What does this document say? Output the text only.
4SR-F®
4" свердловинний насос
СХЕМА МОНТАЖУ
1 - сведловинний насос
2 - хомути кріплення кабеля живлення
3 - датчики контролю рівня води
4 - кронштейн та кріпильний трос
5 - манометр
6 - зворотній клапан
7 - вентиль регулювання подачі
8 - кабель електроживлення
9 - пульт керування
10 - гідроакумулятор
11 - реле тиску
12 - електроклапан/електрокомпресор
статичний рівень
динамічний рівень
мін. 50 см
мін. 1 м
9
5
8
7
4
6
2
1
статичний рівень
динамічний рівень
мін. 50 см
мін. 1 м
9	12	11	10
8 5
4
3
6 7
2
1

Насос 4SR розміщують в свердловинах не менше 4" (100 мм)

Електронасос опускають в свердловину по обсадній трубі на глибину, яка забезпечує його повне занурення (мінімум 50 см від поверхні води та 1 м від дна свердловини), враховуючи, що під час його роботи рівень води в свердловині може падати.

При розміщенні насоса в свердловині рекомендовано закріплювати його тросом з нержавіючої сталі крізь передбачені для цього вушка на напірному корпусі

DIRECTIONS FOR THIS TASK: Output the full listing exactly as it stands.

EXERCISE RESPONSE:
What does this document say? Output the text only.
4SR-F®
4" свердловинний насос
СХЕМА МОНТАЖУ
1 - сведловинний насос
2 - хомути кріплення кабеля живлення
3 - датчики контролю рівня води
4 - кронштейн та кріпильний трос
5 - манометр
6 - зворотній клапан
7 - вентиль регулювання подачі
8 - кабель електроживлення
9 - пульт керування
10 - гідроакумулятор
11 - реле тиску
12 - електроклапан/електрокомпресор
статичний рівень
динамічний рівень
мін. 50 см
мін. 1 м
9
5
8
7
4
6
2
1
статичний рівень
динамічний рівень
мін. 50 см
мін. 1 м
9	12	11	10
8 5
4
3
6 7
2
1

Насос 4SR розміщують в свердловинах не менше 4" (100 мм)

Електронасос опускають в свердловину по обсадній трубі на глибину, яка забезпечує його повне занурення (мінімум 50 см від поверхні води та 1 м від дна свердловини), враховуючи, що під час його роботи рівень води в свердловині може падати.

При розміщенні насоса в свердловині рекомендовано закріплювати його тросом з нержавіючої сталі крізь передбачені для цього вушка на напірному корпусі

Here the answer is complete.